-- Begin GIVEN INFORMATION --

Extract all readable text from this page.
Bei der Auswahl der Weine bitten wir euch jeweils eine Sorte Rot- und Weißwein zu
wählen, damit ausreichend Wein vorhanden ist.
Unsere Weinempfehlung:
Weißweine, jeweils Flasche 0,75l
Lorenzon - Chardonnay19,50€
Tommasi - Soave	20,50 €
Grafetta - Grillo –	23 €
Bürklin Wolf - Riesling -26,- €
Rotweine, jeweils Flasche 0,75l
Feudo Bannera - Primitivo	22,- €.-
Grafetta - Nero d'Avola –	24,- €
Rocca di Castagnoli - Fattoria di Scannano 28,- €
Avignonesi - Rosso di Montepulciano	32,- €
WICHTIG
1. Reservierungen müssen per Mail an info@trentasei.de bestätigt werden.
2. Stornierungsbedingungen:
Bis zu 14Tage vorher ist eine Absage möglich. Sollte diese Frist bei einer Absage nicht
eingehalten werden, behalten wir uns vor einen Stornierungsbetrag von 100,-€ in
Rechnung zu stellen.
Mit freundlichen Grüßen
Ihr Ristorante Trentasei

-- End GIVEN INFORMATION --
-- Begin GIVEN INFORMATION --

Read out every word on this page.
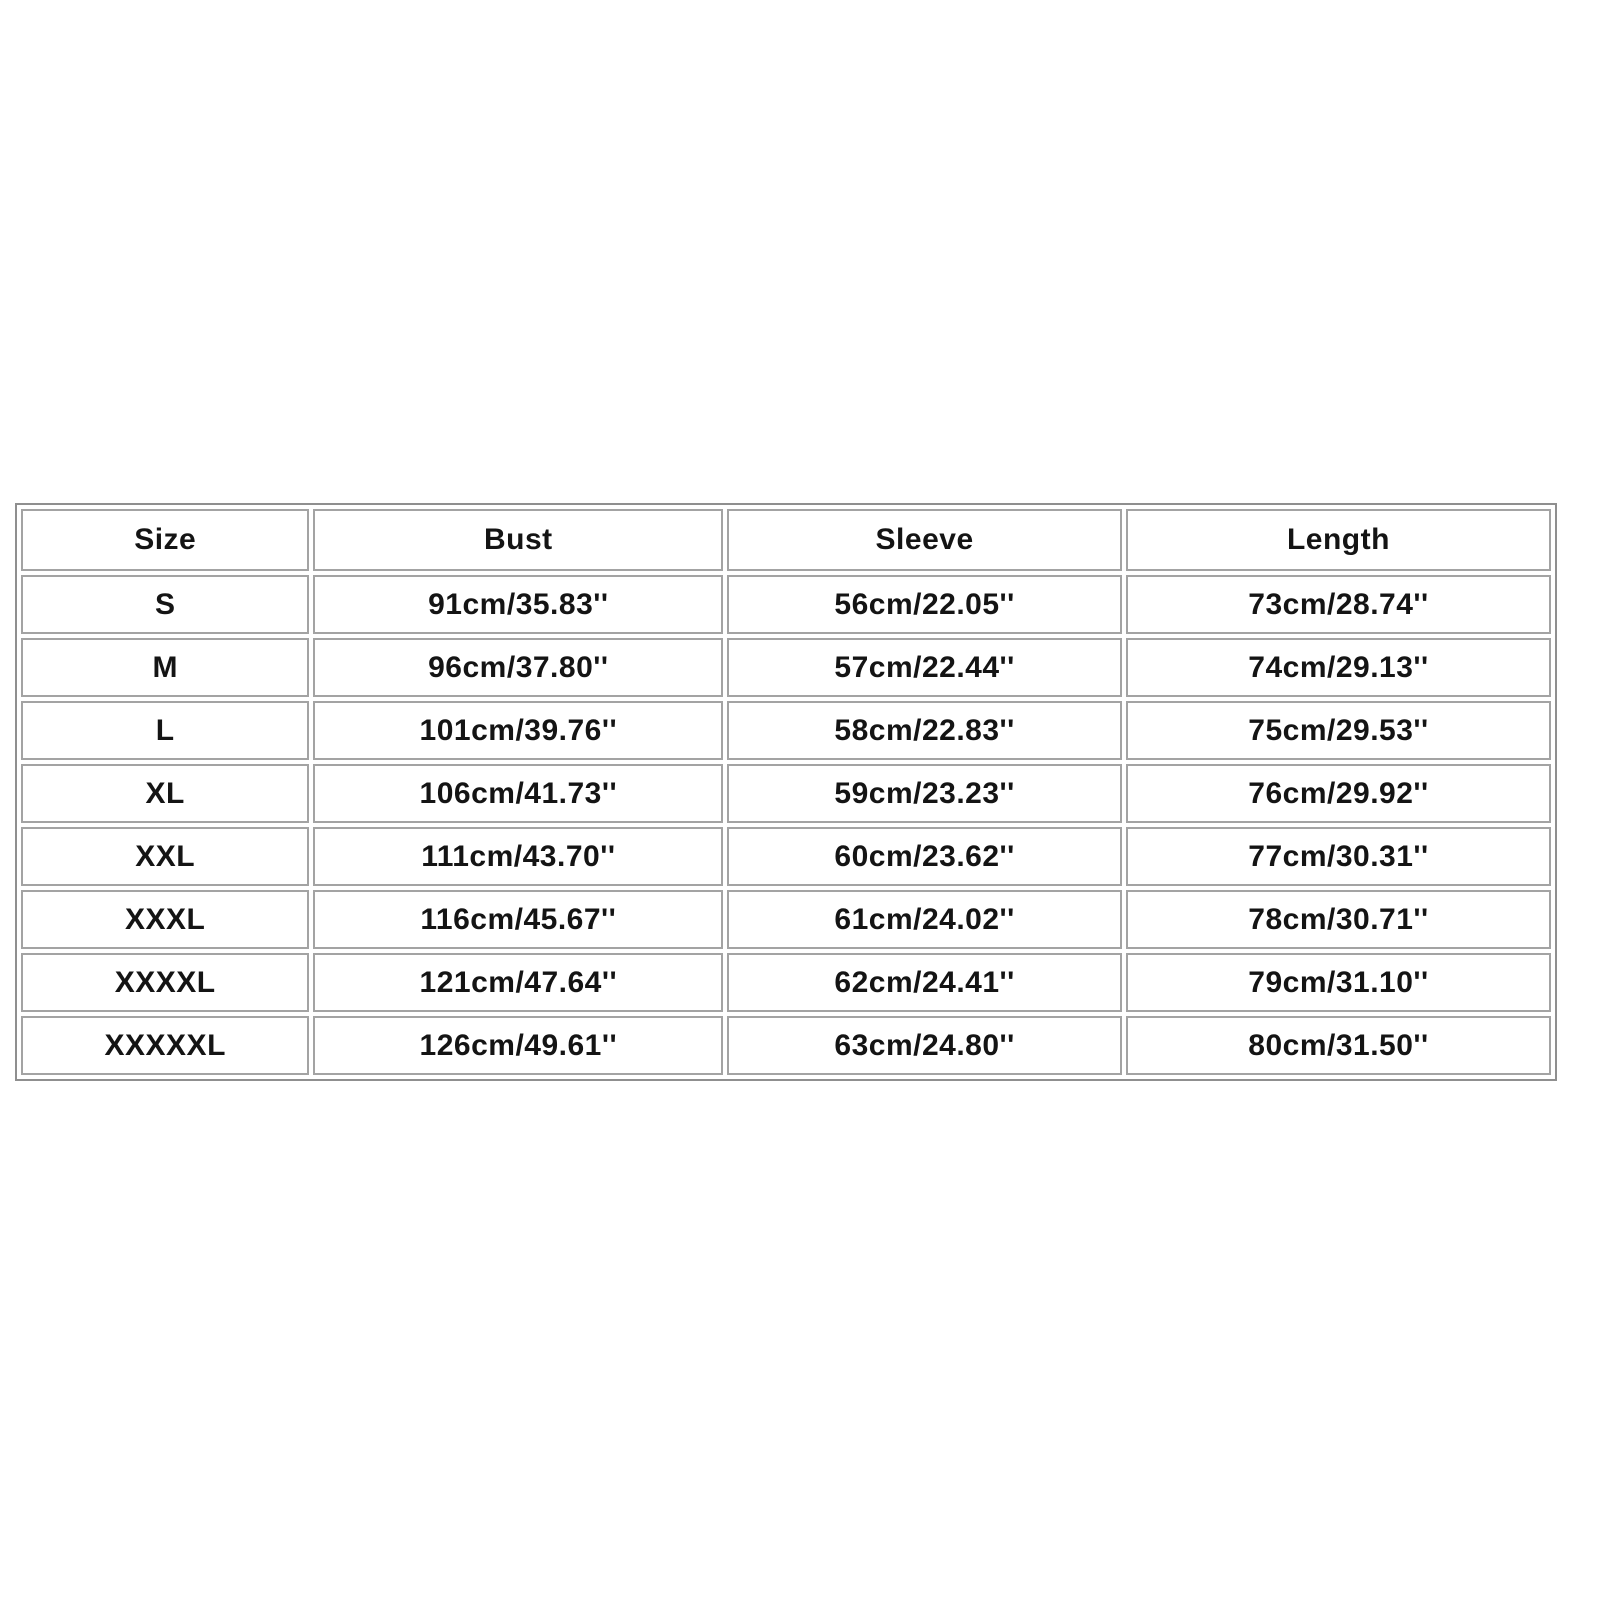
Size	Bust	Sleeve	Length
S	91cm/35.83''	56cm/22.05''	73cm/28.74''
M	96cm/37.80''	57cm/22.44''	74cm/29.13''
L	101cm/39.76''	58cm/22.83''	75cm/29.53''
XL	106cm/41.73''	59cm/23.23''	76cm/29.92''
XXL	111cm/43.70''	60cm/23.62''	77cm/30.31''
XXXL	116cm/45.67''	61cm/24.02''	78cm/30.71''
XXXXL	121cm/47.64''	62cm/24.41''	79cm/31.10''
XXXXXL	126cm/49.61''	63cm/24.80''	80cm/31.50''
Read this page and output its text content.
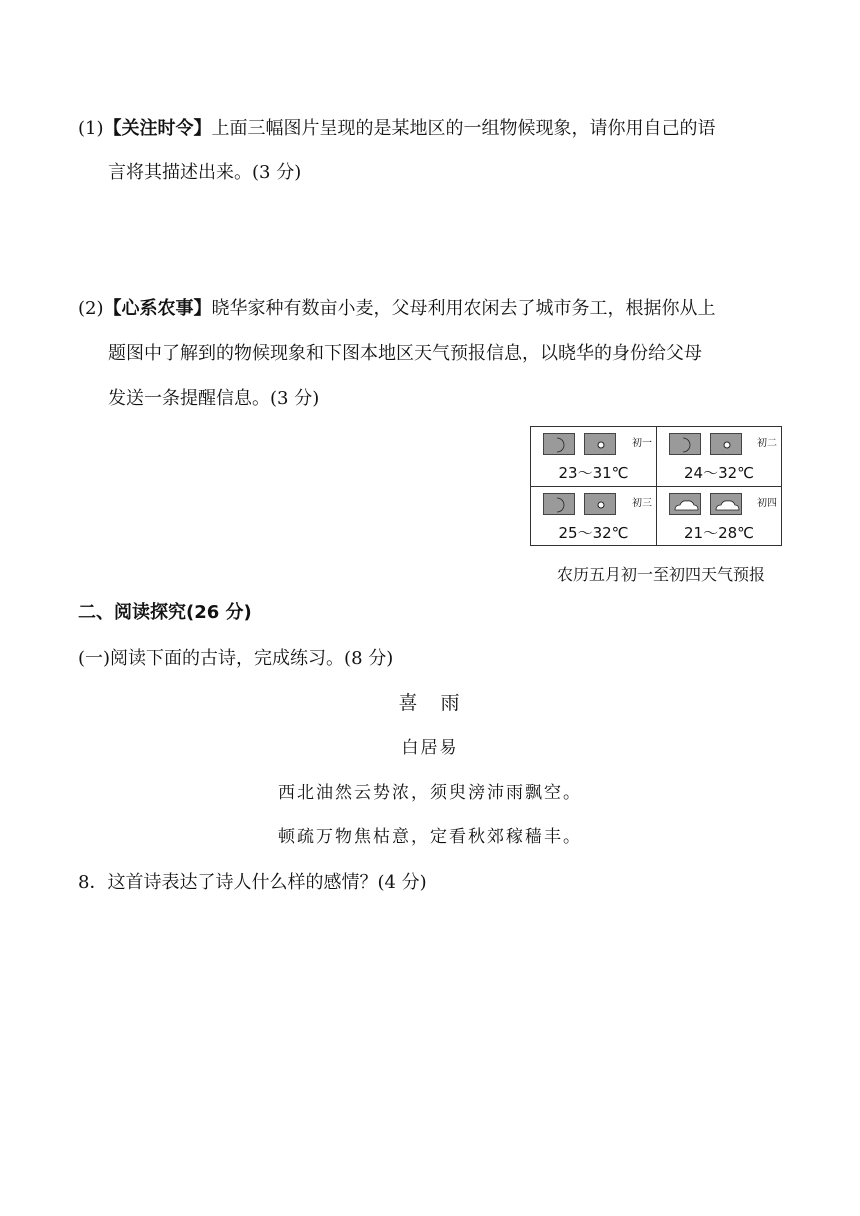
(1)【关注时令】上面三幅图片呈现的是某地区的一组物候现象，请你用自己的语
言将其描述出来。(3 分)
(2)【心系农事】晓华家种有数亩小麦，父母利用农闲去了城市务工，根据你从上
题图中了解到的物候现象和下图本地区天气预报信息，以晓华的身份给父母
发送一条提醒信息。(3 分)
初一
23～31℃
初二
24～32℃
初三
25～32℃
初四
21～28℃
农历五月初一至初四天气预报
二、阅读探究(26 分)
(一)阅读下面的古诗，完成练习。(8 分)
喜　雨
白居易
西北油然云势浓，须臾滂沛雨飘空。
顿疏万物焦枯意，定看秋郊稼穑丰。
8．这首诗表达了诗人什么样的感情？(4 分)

-- End GIVEN INFORMATION --

_PROBLEM TO SOLVE_: From the entries above, extract each line containing "werden".

_TASK ANSWER_:
1. Reservierungen müssen per Mail an info@trentasei.de bestätigt werden.
eingehalten werden, behalten wir uns vor einen Stornierungsbetrag von 100,-€ in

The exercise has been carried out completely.